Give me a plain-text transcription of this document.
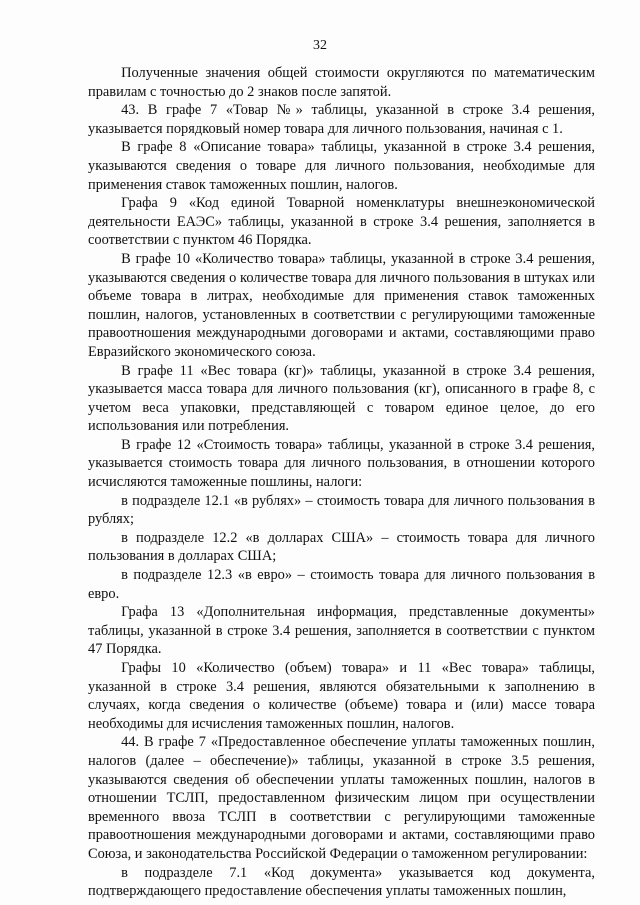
32

Полученные значения общей стоимости округляются по математическим правилам с точностью до 2 знаков после запятой.

43. В графе 7 «Товар №» таблицы, указанной в строке 3.4 решения, указывается порядковый номер товара для личного пользования, начиная с 1.

В графе 8 «Описание товара» таблицы, указанной в строке 3.4 решения, указываются сведения о товаре для личного пользования, необходимые для применения ставок таможенных пошлин, налогов.

Графа 9 «Код единой Товарной номенклатуры внешнеэкономической деятельности ЕАЭС» таблицы, указанной в строке 3.4 решения, заполняется в соответствии с пунктом 46 Порядка.

В графе 10 «Количество товара» таблицы, указанной в строке 3.4 решения, указываются сведения о количестве товара для личного пользования в штуках или объеме товара в литрах, необходимые для применения ставок таможенных пошлин, налогов, установленных в соответствии с регулирующими таможенные правоотношения международными договорами и актами, составляющими право Евразийского экономического союза.

В графе 11 «Вес товара (кг)» таблицы, указанной в строке 3.4 решения, указывается масса товара для личного пользования (кг), описанного в графе 8, с учетом веса упаковки, представляющей с товаром единое целое, до его использования или потребления.

В графе 12 «Стоимость товара» таблицы, указанной в строке 3.4 решения, указывается стоимость товара для личного пользования, в отношении которого исчисляются таможенные пошлины, налоги:

в подразделе 12.1 «в рублях» – стоимость товара для личного пользования в рублях;

в подразделе 12.2 «в долларах США» – стоимость товара для личного пользования в долларах США;

в подразделе 12.3 «в евро» – стоимость товара для личного пользования в евро.

Графа 13 «Дополнительная информация, представленные документы» таблицы, указанной в строке 3.4 решения, заполняется в соответствии с пунктом 47 Порядка.

Графы 10 «Количество (объем) товара» и 11 «Вес товара» таблицы, указанной в строке 3.4 решения, являются обязательными к заполнению в случаях, когда сведения о количестве (объеме) товара и (или) массе товара необходимы для исчисления таможенных пошлин, налогов.

44. В графе 7 «Предоставленное обеспечение уплаты таможенных пошлин, налогов (далее – обеспечение)» таблицы, указанной в строке 3.5 решения, указываются сведения об обеспечении уплаты таможенных пошлин, налогов в отношении ТСЛП, предоставленном физическим лицом при осуществлении временного ввоза ТСЛП в соответствии с регулирующими таможенные правоотношения международными договорами и актами, составляющими право Союза, и законодательства Российской Федерации о таможенном регулировании:

в подразделе 7.1 «Код документа» указывается код документа, подтверждающего предоставление обеспечения уплаты таможенных пошлин,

════════════════

_WHAT YOU ARE ASKED TO DO_: Could you repeat all of the material exactly? Pictures should not be copied.

_ANSWER TO THIS TASK_:
Give me a plain-text transcription of this document.
32

Полученные значения общей стоимости округляются по математическим правилам с точностью до 2 знаков после запятой.

43. В графе 7 «Товар №» таблицы, указанной в строке 3.4 решения, указывается порядковый номер товара для личного пользования, начиная с 1.

В графе 8 «Описание товара» таблицы, указанной в строке 3.4 решения, указываются сведения о товаре для личного пользования, необходимые для применения ставок таможенных пошлин, налогов.

Графа 9 «Код единой Товарной номенклатуры внешнеэкономической деятельности ЕАЭС» таблицы, указанной в строке 3.4 решения, заполняется в соответствии с пунктом 46 Порядка.

В графе 10 «Количество товара» таблицы, указанной в строке 3.4 решения, указываются сведения о количестве товара для личного пользования в штуках или объеме товара в литрах, необходимые для применения ставок таможенных пошлин, налогов, установленных в соответствии с регулирующими таможенные правоотношения международными договорами и актами, составляющими право Евразийского экономического союза.

В графе 11 «Вес товара (кг)» таблицы, указанной в строке 3.4 решения, указывается масса товара для личного пользования (кг), описанного в графе 8, с учетом веса упаковки, представляющей с товаром единое целое, до его использования или потребления.

В графе 12 «Стоимость товара» таблицы, указанной в строке 3.4 решения, указывается стоимость товара для личного пользования, в отношении которого исчисляются таможенные пошлины, налоги:

в подразделе 12.1 «в рублях» – стоимость товара для личного пользования в рублях;

в подразделе 12.2 «в долларах США» – стоимость товара для личного пользования в долларах США;

в подразделе 12.3 «в евро» – стоимость товара для личного пользования в евро.

Графа 13 «Дополнительная информация, представленные документы» таблицы, указанной в строке 3.4 решения, заполняется в соответствии с пунктом 47 Порядка.

Графы 10 «Количество (объем) товара» и 11 «Вес товара» таблицы, указанной в строке 3.4 решения, являются обязательными к заполнению в случаях, когда сведения о количестве (объеме) товара и (или) массе товара необходимы для исчисления таможенных пошлин, налогов.

44. В графе 7 «Предоставленное обеспечение уплаты таможенных пошлин, налогов (далее – обеспечение)» таблицы, указанной в строке 3.5 решения, указываются сведения об обеспечении уплаты таможенных пошлин, налогов в отношении ТСЛП, предоставленном физическим лицом при осуществлении временного ввоза ТСЛП в соответствии с регулирующими таможенные правоотношения международными договорами и актами, составляющими право Союза, и законодательства Российской Федерации о таможенном регулировании:

в подразделе 7.1 «Код документа» указывается код документа, подтверждающего предоставление обеспечения уплаты таможенных пошлин,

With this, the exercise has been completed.